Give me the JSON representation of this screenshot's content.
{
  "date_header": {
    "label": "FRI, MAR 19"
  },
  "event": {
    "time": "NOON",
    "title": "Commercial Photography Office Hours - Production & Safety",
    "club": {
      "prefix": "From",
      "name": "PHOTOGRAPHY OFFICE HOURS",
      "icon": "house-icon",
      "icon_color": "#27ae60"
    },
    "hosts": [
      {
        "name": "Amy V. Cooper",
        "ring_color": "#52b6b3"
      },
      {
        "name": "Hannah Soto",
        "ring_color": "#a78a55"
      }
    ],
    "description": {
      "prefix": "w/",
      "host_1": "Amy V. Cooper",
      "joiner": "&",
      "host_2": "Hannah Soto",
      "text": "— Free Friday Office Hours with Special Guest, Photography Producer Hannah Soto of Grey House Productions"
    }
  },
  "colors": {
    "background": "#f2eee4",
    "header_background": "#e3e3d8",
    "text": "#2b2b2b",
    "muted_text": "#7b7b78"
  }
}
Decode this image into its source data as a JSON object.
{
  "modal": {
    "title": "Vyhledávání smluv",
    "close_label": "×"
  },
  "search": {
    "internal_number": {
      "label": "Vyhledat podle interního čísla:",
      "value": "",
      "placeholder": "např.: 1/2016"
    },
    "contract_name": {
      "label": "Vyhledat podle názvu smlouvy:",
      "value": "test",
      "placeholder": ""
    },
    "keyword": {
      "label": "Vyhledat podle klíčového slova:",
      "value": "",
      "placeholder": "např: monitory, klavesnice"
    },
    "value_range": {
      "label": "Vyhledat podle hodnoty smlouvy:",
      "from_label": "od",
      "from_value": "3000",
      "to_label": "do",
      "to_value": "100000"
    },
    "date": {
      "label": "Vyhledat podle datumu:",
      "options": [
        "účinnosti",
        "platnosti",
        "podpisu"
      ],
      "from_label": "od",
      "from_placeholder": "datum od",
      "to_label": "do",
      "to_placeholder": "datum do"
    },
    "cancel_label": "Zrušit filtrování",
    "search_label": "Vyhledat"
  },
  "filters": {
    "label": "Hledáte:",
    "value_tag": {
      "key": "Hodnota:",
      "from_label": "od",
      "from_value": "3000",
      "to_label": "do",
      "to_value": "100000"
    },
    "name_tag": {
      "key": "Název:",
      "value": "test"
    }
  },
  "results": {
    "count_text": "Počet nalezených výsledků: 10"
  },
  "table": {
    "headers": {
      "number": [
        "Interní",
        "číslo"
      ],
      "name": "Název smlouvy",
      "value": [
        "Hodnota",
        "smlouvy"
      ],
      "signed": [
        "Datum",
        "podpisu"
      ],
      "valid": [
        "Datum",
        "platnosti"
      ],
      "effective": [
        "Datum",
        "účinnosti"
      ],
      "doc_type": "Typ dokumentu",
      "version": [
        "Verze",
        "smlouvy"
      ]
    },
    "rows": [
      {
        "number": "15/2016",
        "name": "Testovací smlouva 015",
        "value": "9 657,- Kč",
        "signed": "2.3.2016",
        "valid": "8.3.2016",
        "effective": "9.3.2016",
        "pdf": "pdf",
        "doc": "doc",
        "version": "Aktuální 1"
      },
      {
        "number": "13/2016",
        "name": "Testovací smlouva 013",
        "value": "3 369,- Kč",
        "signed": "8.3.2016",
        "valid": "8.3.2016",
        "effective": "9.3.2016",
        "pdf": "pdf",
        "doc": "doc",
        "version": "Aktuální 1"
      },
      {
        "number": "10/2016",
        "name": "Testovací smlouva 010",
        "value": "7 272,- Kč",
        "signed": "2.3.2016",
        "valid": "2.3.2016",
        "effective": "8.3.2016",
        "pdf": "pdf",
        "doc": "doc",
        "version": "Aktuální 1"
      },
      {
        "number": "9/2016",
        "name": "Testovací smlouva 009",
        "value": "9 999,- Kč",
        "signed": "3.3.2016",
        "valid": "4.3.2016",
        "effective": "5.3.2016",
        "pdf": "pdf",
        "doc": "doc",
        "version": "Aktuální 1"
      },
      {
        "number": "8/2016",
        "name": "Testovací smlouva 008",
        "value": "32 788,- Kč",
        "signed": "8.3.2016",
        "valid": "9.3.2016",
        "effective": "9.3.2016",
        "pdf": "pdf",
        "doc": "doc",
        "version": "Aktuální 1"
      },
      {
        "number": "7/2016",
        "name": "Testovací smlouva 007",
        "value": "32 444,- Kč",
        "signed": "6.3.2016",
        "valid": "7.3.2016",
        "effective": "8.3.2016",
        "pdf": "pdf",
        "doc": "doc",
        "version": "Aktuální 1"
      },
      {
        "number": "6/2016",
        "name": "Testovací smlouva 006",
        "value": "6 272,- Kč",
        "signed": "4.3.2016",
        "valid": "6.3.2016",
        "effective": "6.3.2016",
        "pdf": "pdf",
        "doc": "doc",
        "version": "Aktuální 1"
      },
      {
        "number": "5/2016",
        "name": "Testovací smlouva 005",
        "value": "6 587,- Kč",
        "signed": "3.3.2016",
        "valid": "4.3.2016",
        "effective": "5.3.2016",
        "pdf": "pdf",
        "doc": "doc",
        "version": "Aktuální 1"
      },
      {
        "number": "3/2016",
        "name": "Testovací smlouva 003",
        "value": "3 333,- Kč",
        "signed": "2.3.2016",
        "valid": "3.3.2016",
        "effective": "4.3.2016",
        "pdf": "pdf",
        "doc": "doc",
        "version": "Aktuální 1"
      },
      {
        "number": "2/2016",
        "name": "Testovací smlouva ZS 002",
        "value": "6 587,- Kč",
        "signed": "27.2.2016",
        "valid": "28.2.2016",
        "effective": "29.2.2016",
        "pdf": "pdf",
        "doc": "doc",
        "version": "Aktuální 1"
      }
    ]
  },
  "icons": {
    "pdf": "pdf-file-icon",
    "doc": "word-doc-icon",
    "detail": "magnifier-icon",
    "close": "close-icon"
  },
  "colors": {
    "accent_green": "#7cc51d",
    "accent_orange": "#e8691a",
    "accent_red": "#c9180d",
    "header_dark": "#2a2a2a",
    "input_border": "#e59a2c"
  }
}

===

### What you will do
Repeat every record, keeping each word and mark exactly as it is.

### Output below
Give me the JSON representation of this screenshot's content.
{
  "date_header": {
    "label": "FRI, MAR 19"
  },
  "event": {
    "time": "NOON",
    "title": "Commercial Photography Office Hours - Production & Safety",
    "club": {
      "prefix": "From",
      "name": "PHOTOGRAPHY OFFICE HOURS",
      "icon": "house-icon",
      "icon_color": "#27ae60"
    },
    "hosts": [
      {
        "name": "Amy V. Cooper",
        "ring_color": "#52b6b3"
      },
      {
        "name": "Hannah Soto",
        "ring_color": "#a78a55"
      }
    ],
    "description": {
      "prefix": "w/",
      "host_1": "Amy V. Cooper",
      "joiner": "&",
      "host_2": "Hannah Soto",
      "text": "— Free Friday Office Hours with Special Guest, Photography Producer Hannah Soto of Grey House Productions"
    }
  },
  "colors": {
    "background": "#f2eee4",
    "header_background": "#e3e3d8",
    "text": "#2b2b2b",
    "muted_text": "#7b7b78"
  }
}
Decode this image into its source data as a JSON object.
{
  "modal": {
    "title": "Vyhledávání smluv",
    "close_label": "×"
  },
  "search": {
    "internal_number": {
      "label": "Vyhledat podle interního čísla:",
      "value": "",
      "placeholder": "např.: 1/2016"
    },
    "contract_name": {
      "label": "Vyhledat podle názvu smlouvy:",
      "value": "test",
      "placeholder": ""
    },
    "keyword": {
      "label": "Vyhledat podle klíčového slova:",
      "value": "",
      "placeholder": "např: monitory, klavesnice"
    },
    "value_range": {
      "label": "Vyhledat podle hodnoty smlouvy:",
      "from_label": "od",
      "from_value": "3000",
      "to_label": "do",
      "to_value": "100000"
    },
    "date": {
      "label": "Vyhledat podle datumu:",
      "options": [
        "účinnosti",
        "platnosti",
        "podpisu"
      ],
      "from_label": "od",
      "from_placeholder": "datum od",
      "to_label": "do",
      "to_placeholder": "datum do"
    },
    "cancel_label": "Zrušit filtrování",
    "search_label": "Vyhledat"
  },
  "filters": {
    "label": "Hledáte:",
    "value_tag": {
      "key": "Hodnota:",
      "from_label": "od",
      "from_value": "3000",
      "to_label": "do",
      "to_value": "100000"
    },
    "name_tag": {
      "key": "Název:",
      "value": "test"
    }
  },
  "results": {
    "count_text": "Počet nalezených výsledků: 10"
  },
  "table": {
    "headers": {
      "number": [
        "Interní",
        "číslo"
      ],
      "name": "Název smlouvy",
      "value": [
        "Hodnota",
        "smlouvy"
      ],
      "signed": [
        "Datum",
        "podpisu"
      ],
      "valid": [
        "Datum",
        "platnosti"
      ],
      "effective": [
        "Datum",
        "účinnosti"
      ],
      "doc_type": "Typ dokumentu",
      "version": [
        "Verze",
        "smlouvy"
      ]
    },
    "rows": [
      {
        "number": "15/2016",
        "name": "Testovací smlouva 015",
        "value": "9 657,- Kč",
        "signed": "2.3.2016",
        "valid": "8.3.2016",
        "effective": "9.3.2016",
        "pdf": "pdf",
        "doc": "doc",
        "version": "Aktuální 1"
      },
      {
        "number": "13/2016",
        "name": "Testovací smlouva 013",
        "value": "3 369,- Kč",
        "signed": "8.3.2016",
        "valid": "8.3.2016",
        "effective": "9.3.2016",
        "pdf": "pdf",
        "doc": "doc",
        "version": "Aktuální 1"
      },
      {
        "number": "10/2016",
        "name": "Testovací smlouva 010",
        "value": "7 272,- Kč",
        "signed": "2.3.2016",
        "valid": "2.3.2016",
        "effective": "8.3.2016",
        "pdf": "pdf",
        "doc": "doc",
        "version": "Aktuální 1"
      },
      {
        "number": "9/2016",
        "name": "Testovací smlouva 009",
        "value": "9 999,- Kč",
        "signed": "3.3.2016",
        "valid": "4.3.2016",
        "effective": "5.3.2016",
        "pdf": "pdf",
        "doc": "doc",
        "version": "Aktuální 1"
      },
      {
        "number": "8/2016",
        "name": "Testovací smlouva 008",
        "value": "32 788,- Kč",
        "signed": "8.3.2016",
        "valid": "9.3.2016",
        "effective": "9.3.2016",
        "pdf": "pdf",
        "doc": "doc",
        "version": "Aktuální 1"
      },
      {
        "number": "7/2016",
        "name": "Testovací smlouva 007",
        "value": "32 444,- Kč",
        "signed": "6.3.2016",
        "valid": "7.3.2016",
        "effective": "8.3.2016",
        "pdf": "pdf",
        "doc": "doc",
        "version": "Aktuální 1"
      },
      {
        "number": "6/2016",
        "name": "Testovací smlouva 006",
        "value": "6 272,- Kč",
        "signed": "4.3.2016",
        "valid": "6.3.2016",
        "effective": "6.3.2016",
        "pdf": "pdf",
        "doc": "doc",
        "version": "Aktuální 1"
      },
      {
        "number": "5/2016",
        "name": "Testovací smlouva 005",
        "value": "6 587,- Kč",
        "signed": "3.3.2016",
        "valid": "4.3.2016",
        "effective": "5.3.2016",
        "pdf": "pdf",
        "doc": "doc",
        "version": "Aktuální 1"
      },
      {
        "number": "3/2016",
        "name": "Testovací smlouva 003",
        "value": "3 333,- Kč",
        "signed": "2.3.2016",
        "valid": "3.3.2016",
        "effective": "4.3.2016",
        "pdf": "pdf",
        "doc": "doc",
        "version": "Aktuální 1"
      },
      {
        "number": "2/2016",
        "name": "Testovací smlouva ZS 002",
        "value": "6 587,- Kč",
        "signed": "27.2.2016",
        "valid": "28.2.2016",
        "effective": "29.2.2016",
        "pdf": "pdf",
        "doc": "doc",
        "version": "Aktuální 1"
      }
    ]
  },
  "icons": {
    "pdf": "pdf-file-icon",
    "doc": "word-doc-icon",
    "detail": "magnifier-icon",
    "close": "close-icon"
  },
  "colors": {
    "accent_green": "#7cc51d",
    "accent_orange": "#e8691a",
    "accent_red": "#c9180d",
    "header_dark": "#2a2a2a",
    "input_border": "#e59a2c"
  }
}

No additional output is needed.